Work to complete >>
Where a line holds the word "LIFE", copy that line.

Record extracts >>
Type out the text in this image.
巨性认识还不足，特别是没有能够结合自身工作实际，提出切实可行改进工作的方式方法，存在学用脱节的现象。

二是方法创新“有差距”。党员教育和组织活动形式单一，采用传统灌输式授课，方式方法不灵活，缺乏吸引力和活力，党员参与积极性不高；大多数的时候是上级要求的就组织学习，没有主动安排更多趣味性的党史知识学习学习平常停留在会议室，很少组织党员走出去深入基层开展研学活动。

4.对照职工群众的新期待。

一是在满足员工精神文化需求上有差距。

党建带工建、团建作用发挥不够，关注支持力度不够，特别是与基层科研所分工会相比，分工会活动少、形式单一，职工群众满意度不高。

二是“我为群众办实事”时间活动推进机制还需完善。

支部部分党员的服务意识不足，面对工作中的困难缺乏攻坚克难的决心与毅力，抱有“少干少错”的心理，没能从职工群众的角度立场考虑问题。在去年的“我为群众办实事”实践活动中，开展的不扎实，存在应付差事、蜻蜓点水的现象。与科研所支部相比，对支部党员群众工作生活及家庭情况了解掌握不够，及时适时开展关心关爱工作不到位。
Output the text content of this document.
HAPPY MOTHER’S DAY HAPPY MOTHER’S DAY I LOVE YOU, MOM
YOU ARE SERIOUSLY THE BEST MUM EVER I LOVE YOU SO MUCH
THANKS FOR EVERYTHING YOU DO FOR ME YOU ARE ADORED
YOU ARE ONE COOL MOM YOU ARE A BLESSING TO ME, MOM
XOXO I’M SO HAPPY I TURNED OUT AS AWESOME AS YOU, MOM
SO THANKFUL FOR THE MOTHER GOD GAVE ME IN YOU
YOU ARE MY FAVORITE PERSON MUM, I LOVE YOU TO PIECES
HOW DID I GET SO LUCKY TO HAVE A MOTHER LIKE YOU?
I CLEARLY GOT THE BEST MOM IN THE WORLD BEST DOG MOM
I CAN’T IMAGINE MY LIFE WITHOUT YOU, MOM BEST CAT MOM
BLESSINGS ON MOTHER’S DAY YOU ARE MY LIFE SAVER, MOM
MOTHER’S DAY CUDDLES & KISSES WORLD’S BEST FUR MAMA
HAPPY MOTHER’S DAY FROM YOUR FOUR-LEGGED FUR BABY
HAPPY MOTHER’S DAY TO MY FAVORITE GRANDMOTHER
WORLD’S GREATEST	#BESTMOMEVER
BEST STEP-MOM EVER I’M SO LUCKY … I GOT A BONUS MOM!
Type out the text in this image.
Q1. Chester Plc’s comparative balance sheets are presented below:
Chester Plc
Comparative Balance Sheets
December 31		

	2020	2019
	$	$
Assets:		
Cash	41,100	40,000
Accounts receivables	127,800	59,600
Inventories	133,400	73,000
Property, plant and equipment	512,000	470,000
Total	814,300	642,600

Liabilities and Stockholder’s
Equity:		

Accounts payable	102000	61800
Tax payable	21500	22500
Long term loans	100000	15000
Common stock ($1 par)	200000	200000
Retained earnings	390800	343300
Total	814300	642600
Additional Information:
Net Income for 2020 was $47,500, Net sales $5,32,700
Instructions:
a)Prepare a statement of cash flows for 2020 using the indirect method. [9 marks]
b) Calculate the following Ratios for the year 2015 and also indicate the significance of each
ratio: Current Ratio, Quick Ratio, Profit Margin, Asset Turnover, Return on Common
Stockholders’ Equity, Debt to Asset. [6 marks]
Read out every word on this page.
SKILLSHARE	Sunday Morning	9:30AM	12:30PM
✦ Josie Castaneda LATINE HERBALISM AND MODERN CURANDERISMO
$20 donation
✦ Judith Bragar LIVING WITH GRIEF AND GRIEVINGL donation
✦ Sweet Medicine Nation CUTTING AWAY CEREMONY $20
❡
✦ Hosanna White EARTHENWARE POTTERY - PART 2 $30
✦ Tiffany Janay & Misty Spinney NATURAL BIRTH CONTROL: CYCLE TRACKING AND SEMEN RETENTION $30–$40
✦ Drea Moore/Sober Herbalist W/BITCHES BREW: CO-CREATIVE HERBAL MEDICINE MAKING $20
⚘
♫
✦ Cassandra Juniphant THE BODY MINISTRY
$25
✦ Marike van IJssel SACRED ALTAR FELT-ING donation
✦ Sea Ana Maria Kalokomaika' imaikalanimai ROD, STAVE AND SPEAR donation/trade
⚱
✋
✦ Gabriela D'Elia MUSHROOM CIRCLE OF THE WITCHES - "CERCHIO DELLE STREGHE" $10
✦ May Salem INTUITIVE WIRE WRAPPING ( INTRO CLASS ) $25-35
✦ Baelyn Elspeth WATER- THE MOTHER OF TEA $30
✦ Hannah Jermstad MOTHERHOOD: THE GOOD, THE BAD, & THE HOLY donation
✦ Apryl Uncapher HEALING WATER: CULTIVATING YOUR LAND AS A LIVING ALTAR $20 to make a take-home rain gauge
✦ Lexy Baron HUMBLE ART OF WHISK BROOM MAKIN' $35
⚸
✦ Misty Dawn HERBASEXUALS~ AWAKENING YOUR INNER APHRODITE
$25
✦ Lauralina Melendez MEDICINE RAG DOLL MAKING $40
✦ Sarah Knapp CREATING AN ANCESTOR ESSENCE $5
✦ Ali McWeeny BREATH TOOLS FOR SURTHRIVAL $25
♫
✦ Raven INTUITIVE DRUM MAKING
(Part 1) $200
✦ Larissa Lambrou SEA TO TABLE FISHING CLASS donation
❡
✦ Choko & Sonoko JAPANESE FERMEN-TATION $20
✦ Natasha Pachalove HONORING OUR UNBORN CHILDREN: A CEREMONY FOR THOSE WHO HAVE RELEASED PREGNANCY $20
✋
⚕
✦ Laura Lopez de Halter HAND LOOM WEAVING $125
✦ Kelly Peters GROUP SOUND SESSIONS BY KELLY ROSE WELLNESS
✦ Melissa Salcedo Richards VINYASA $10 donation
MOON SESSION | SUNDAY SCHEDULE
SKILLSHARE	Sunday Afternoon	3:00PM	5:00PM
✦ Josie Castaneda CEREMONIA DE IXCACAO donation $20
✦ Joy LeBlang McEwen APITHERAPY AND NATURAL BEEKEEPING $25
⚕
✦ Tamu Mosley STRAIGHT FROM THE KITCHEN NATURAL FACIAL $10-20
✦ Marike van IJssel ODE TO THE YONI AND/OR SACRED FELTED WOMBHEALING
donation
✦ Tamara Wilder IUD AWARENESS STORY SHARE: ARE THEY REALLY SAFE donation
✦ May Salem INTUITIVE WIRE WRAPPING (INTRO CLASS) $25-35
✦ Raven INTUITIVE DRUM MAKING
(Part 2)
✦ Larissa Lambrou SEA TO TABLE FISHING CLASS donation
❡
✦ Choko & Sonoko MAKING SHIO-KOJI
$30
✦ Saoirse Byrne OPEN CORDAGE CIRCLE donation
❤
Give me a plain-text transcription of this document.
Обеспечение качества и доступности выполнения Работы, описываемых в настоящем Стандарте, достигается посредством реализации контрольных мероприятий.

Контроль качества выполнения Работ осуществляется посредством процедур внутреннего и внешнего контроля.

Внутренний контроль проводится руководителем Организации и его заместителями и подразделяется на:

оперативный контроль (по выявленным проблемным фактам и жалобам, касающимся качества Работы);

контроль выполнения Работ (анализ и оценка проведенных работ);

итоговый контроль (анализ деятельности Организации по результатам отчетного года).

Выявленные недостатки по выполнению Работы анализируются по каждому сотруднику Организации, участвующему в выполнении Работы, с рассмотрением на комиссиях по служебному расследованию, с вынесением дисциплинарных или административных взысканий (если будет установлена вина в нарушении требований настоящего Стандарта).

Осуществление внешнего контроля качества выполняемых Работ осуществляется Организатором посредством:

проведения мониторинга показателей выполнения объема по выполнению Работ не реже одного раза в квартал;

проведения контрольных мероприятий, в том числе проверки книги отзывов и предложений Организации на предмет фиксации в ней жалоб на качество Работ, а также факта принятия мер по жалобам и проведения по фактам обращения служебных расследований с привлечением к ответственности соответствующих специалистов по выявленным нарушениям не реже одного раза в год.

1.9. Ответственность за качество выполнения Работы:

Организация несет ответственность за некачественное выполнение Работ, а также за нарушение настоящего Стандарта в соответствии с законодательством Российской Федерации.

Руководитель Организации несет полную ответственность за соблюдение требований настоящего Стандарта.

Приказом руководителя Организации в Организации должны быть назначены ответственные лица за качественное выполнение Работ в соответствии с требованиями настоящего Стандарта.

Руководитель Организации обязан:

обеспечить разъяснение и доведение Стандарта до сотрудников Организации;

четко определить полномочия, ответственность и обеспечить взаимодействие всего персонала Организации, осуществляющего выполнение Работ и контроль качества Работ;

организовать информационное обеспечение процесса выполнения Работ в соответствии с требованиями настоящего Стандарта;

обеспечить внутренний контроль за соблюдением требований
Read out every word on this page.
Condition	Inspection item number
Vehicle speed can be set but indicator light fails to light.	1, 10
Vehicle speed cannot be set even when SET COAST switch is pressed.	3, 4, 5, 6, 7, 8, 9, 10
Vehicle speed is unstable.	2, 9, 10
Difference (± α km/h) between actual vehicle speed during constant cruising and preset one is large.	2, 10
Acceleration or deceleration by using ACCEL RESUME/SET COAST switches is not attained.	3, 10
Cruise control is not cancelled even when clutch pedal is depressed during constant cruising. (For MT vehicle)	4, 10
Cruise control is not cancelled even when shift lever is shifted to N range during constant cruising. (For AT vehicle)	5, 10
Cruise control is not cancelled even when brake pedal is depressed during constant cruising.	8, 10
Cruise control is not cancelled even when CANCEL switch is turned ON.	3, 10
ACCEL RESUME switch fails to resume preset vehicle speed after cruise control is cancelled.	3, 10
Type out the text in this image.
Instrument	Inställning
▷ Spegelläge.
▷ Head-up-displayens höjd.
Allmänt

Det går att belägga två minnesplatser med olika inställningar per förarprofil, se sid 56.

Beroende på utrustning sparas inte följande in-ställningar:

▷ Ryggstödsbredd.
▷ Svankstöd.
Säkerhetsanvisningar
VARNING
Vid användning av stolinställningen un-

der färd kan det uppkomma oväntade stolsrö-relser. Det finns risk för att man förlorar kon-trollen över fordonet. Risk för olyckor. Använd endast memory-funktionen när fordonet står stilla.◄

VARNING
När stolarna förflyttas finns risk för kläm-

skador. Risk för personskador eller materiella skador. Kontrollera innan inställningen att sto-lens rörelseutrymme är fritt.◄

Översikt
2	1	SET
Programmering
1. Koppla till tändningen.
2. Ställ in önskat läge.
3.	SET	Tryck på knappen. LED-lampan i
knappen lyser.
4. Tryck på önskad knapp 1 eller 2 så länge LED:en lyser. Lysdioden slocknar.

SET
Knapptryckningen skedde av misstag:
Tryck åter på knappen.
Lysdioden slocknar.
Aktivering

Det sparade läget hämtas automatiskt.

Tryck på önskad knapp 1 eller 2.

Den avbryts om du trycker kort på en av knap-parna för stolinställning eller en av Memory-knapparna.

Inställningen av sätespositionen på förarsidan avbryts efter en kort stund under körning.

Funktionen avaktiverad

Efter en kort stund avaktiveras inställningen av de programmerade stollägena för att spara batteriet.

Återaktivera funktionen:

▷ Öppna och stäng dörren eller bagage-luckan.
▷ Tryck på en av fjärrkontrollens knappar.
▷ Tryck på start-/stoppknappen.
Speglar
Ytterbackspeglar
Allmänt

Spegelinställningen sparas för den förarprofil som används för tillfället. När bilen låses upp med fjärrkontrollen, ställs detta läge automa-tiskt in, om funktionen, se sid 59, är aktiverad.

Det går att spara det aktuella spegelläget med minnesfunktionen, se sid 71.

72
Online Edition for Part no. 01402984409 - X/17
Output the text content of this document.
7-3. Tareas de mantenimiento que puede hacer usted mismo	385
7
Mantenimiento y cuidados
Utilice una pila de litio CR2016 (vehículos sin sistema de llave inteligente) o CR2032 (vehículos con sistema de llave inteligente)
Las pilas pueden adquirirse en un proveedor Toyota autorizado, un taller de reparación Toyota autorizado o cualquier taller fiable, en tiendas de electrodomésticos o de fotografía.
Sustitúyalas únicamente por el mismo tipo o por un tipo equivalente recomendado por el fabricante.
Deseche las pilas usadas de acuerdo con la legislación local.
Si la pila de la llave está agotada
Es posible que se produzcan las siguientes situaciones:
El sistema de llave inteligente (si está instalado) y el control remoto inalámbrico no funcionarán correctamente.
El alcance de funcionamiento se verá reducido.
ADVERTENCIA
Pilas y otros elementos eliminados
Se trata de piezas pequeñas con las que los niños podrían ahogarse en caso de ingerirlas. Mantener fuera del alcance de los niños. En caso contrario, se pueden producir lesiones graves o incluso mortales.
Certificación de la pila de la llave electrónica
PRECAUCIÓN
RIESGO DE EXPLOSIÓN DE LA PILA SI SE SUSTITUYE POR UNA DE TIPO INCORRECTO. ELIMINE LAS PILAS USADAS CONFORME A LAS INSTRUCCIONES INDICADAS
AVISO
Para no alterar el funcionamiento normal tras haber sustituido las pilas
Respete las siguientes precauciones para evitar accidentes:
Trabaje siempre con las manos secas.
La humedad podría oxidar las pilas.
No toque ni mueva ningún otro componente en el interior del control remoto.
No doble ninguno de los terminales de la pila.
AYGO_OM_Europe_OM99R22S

Output for this exercise >>
I CAN’T IMAGINE MY LIFE WITHOUT YOU, MOM BEST CAT MOM
BLESSINGS ON MOTHER’S DAY YOU ARE MY LIFE SAVER, MOM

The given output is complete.